>> BEGIN Information provided

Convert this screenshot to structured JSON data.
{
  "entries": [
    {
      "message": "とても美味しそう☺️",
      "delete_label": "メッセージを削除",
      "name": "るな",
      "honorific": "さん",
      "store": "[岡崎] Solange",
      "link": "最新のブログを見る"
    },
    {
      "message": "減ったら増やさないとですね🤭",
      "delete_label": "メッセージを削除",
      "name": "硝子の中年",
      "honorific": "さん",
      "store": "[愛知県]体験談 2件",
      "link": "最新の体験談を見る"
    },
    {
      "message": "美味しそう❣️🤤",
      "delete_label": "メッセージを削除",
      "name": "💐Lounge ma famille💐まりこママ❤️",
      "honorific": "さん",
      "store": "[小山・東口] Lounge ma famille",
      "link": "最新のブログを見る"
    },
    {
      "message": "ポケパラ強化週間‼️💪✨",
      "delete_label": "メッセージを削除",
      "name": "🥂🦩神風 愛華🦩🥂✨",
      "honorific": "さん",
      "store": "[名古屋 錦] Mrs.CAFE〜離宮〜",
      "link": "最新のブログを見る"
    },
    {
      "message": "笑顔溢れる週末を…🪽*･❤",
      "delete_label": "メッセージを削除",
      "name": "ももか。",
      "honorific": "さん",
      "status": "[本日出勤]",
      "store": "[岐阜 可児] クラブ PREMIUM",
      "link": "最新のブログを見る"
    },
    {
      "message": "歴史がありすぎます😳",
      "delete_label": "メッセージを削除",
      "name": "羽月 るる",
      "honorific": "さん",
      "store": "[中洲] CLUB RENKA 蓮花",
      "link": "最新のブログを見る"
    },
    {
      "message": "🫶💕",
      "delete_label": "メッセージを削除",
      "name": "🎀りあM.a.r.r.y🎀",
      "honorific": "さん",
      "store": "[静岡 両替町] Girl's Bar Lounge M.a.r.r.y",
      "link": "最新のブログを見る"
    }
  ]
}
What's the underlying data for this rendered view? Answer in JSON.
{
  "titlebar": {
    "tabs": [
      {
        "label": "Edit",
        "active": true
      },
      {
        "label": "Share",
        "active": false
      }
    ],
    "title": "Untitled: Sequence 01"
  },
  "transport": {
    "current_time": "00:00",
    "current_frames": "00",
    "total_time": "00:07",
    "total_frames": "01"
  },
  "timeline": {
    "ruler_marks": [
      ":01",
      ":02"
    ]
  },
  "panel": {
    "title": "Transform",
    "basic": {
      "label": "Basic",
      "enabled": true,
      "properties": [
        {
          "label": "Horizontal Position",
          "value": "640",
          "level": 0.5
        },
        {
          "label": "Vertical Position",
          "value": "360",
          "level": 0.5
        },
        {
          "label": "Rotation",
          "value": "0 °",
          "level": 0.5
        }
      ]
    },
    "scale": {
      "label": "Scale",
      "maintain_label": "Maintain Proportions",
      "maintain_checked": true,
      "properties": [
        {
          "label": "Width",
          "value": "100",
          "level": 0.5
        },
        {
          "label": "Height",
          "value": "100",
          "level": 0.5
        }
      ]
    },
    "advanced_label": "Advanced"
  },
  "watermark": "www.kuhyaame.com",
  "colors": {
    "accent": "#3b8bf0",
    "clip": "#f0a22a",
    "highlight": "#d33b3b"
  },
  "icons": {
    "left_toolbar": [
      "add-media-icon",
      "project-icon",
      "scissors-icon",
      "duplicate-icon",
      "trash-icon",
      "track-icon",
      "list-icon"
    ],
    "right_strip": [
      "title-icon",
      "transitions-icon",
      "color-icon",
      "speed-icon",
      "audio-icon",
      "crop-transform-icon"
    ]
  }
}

>> END Information provided

=== The task ===
Quote each line of the data above exactly as written.

=== Finished exercise ===
Convert this screenshot to structured JSON data.
{
  "entries": [
    {
      "message": "とても美味しそう☺️",
      "delete_label": "メッセージを削除",
      "name": "るな",
      "honorific": "さん",
      "store": "[岡崎] Solange",
      "link": "最新のブログを見る"
    },
    {
      "message": "減ったら増やさないとですね🤭",
      "delete_label": "メッセージを削除",
      "name": "硝子の中年",
      "honorific": "さん",
      "store": "[愛知県]体験談 2件",
      "link": "最新の体験談を見る"
    },
    {
      "message": "美味しそう❣️🤤",
      "delete_label": "メッセージを削除",
      "name": "💐Lounge ma famille💐まりこママ❤️",
      "honorific": "さん",
      "store": "[小山・東口] Lounge ma famille",
      "link": "最新のブログを見る"
    },
    {
      "message": "ポケパラ強化週間‼️💪✨",
      "delete_label": "メッセージを削除",
      "name": "🥂🦩神風 愛華🦩🥂✨",
      "honorific": "さん",
      "store": "[名古屋 錦] Mrs.CAFE〜離宮〜",
      "link": "最新のブログを見る"
    },
    {
      "message": "笑顔溢れる週末を…🪽*･❤",
      "delete_label": "メッセージを削除",
      "name": "ももか。",
      "honorific": "さん",
      "status": "[本日出勤]",
      "store": "[岐阜 可児] クラブ PREMIUM",
      "link": "最新のブログを見る"
    },
    {
      "message": "歴史がありすぎます😳",
      "delete_label": "メッセージを削除",
      "name": "羽月 るる",
      "honorific": "さん",
      "store": "[中洲] CLUB RENKA 蓮花",
      "link": "最新のブログを見る"
    },
    {
      "message": "🫶💕",
      "delete_label": "メッセージを削除",
      "name": "🎀りあM.a.r.r.y🎀",
      "honorific": "さん",
      "store": "[静岡 両替町] Girl's Bar Lounge M.a.r.r.y",
      "link": "最新のブログを見る"
    }
  ]
}
What's the underlying data for this rendered view? Answer in JSON.
{
  "titlebar": {
    "tabs": [
      {
        "label": "Edit",
        "active": true
      },
      {
        "label": "Share",
        "active": false
      }
    ],
    "title": "Untitled: Sequence 01"
  },
  "transport": {
    "current_time": "00:00",
    "current_frames": "00",
    "total_time": "00:07",
    "total_frames": "01"
  },
  "timeline": {
    "ruler_marks": [
      ":01",
      ":02"
    ]
  },
  "panel": {
    "title": "Transform",
    "basic": {
      "label": "Basic",
      "enabled": true,
      "properties": [
        {
          "label": "Horizontal Position",
          "value": "640",
          "level": 0.5
        },
        {
          "label": "Vertical Position",
          "value": "360",
          "level": 0.5
        },
        {
          "label": "Rotation",
          "value": "0 °",
          "level": 0.5
        }
      ]
    },
    "scale": {
      "label": "Scale",
      "maintain_label": "Maintain Proportions",
      "maintain_checked": true,
      "properties": [
        {
          "label": "Width",
          "value": "100",
          "level": 0.5
        },
        {
          "label": "Height",
          "value": "100",
          "level": 0.5
        }
      ]
    },
    "advanced_label": "Advanced"
  },
  "watermark": "www.kuhyaame.com",
  "colors": {
    "accent": "#3b8bf0",
    "clip": "#f0a22a",
    "highlight": "#d33b3b"
  },
  "icons": {
    "left_toolbar": [
      "add-media-icon",
      "project-icon",
      "scissors-icon",
      "duplicate-icon",
      "trash-icon",
      "track-icon",
      "list-icon"
    ],
    "right_strip": [
      "title-icon",
      "transitions-icon",
      "color-icon",
      "speed-icon",
      "audio-icon",
      "crop-transform-icon"
    ]
  }
}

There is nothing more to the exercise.